### Your task
Can you output the records below exactly as they are written?

### Data
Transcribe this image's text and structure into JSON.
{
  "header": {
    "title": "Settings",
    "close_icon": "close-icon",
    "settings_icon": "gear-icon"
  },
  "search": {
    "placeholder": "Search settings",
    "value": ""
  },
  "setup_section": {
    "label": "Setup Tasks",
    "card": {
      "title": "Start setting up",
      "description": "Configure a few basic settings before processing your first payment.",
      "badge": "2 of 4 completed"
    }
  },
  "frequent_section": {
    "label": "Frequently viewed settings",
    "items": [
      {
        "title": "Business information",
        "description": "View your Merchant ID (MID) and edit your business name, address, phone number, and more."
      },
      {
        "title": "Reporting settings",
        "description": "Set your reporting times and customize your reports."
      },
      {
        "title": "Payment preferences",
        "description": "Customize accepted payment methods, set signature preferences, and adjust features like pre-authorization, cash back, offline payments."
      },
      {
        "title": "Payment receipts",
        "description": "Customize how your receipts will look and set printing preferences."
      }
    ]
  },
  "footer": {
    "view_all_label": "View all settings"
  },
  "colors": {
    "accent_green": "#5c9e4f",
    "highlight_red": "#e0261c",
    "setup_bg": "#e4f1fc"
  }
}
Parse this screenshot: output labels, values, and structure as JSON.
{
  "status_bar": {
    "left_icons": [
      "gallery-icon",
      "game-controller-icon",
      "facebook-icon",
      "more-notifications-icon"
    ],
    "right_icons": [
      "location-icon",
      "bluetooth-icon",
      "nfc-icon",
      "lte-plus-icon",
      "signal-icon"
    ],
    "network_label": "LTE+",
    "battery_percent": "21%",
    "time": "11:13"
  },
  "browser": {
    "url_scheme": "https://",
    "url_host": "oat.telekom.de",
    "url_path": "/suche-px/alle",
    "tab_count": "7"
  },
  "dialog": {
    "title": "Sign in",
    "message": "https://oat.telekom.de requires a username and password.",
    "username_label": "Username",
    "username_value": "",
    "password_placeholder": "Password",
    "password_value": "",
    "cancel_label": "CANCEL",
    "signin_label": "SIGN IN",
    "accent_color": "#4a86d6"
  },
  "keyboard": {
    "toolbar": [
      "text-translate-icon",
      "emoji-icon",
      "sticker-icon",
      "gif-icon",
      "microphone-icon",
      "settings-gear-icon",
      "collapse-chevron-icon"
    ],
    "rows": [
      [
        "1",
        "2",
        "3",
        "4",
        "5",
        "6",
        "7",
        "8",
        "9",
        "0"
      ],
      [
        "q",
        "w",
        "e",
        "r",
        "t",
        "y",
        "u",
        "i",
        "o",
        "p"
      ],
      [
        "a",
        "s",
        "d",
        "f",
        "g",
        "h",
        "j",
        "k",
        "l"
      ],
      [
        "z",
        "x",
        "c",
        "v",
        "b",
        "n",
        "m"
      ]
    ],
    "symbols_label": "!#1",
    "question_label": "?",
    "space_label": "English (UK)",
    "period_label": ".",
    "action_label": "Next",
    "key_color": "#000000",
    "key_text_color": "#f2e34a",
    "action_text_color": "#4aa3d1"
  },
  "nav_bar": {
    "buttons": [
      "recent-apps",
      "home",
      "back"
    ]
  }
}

### Full output
Transcribe this image's text and structure into JSON.
{
  "header": {
    "title": "Settings",
    "close_icon": "close-icon",
    "settings_icon": "gear-icon"
  },
  "search": {
    "placeholder": "Search settings",
    "value": ""
  },
  "setup_section": {
    "label": "Setup Tasks",
    "card": {
      "title": "Start setting up",
      "description": "Configure a few basic settings before processing your first payment.",
      "badge": "2 of 4 completed"
    }
  },
  "frequent_section": {
    "label": "Frequently viewed settings",
    "items": [
      {
        "title": "Business information",
        "description": "View your Merchant ID (MID) and edit your business name, address, phone number, and more."
      },
      {
        "title": "Reporting settings",
        "description": "Set your reporting times and customize your reports."
      },
      {
        "title": "Payment preferences",
        "description": "Customize accepted payment methods, set signature preferences, and adjust features like pre-authorization, cash back, offline payments."
      },
      {
        "title": "Payment receipts",
        "description": "Customize how your receipts will look and set printing preferences."
      }
    ]
  },
  "footer": {
    "view_all_label": "View all settings"
  },
  "colors": {
    "accent_green": "#5c9e4f",
    "highlight_red": "#e0261c",
    "setup_bg": "#e4f1fc"
  }
}
Parse this screenshot: output labels, values, and structure as JSON.
{
  "status_bar": {
    "left_icons": [
      "gallery-icon",
      "game-controller-icon",
      "facebook-icon",
      "more-notifications-icon"
    ],
    "right_icons": [
      "location-icon",
      "bluetooth-icon",
      "nfc-icon",
      "lte-plus-icon",
      "signal-icon"
    ],
    "network_label": "LTE+",
    "battery_percent": "21%",
    "time": "11:13"
  },
  "browser": {
    "url_scheme": "https://",
    "url_host": "oat.telekom.de",
    "url_path": "/suche-px/alle",
    "tab_count": "7"
  },
  "dialog": {
    "title": "Sign in",
    "message": "https://oat.telekom.de requires a username and password.",
    "username_label": "Username",
    "username_value": "",
    "password_placeholder": "Password",
    "password_value": "",
    "cancel_label": "CANCEL",
    "signin_label": "SIGN IN",
    "accent_color": "#4a86d6"
  },
  "keyboard": {
    "toolbar": [
      "text-translate-icon",
      "emoji-icon",
      "sticker-icon",
      "gif-icon",
      "microphone-icon",
      "settings-gear-icon",
      "collapse-chevron-icon"
    ],
    "rows": [
      [
        "1",
        "2",
        "3",
        "4",
        "5",
        "6",
        "7",
        "8",
        "9",
        "0"
      ],
      [
        "q",
        "w",
        "e",
        "r",
        "t",
        "y",
        "u",
        "i",
        "o",
        "p"
      ],
      [
        "a",
        "s",
        "d",
        "f",
        "g",
        "h",
        "j",
        "k",
        "l"
      ],
      [
        "z",
        "x",
        "c",
        "v",
        "b",
        "n",
        "m"
      ]
    ],
    "symbols_label": "!#1",
    "question_label": "?",
    "space_label": "English (UK)",
    "period_label": ".",
    "action_label": "Next",
    "key_color": "#000000",
    "key_text_color": "#f2e34a",
    "action_text_color": "#4aa3d1"
  },
  "nav_bar": {
    "buttons": [
      "recent-apps",
      "home",
      "back"
    ]
  }
}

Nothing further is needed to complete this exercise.